[Records]
################

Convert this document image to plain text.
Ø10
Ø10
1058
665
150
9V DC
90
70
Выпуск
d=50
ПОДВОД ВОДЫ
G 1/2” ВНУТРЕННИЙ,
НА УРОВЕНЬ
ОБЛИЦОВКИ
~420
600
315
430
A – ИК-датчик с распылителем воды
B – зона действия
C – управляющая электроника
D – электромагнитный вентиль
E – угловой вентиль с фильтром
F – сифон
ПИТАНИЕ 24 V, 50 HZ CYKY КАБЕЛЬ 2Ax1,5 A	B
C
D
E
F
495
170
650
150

################

GIVEN TASK: Restate each of the entries above verbatim.

CORRECT RESULT:
Convert this document image to plain text.
Ø10
Ø10
1058
665
150
9V DC
90
70
Выпуск
d=50
ПОДВОД ВОДЫ
G 1/2” ВНУТРЕННИЙ,
НА УРОВЕНЬ
ОБЛИЦОВКИ
~420
600
315
430
A – ИК-датчик с распылителем воды
B – зона действия
C – управляющая электроника
D – электромагнитный вентиль
E – угловой вентиль с фильтром
F – сифон
ПИТАНИЕ 24 V, 50 HZ CYKY КАБЕЛЬ 2Ax1,5 A	B
C
D
E
F
495
170
650
150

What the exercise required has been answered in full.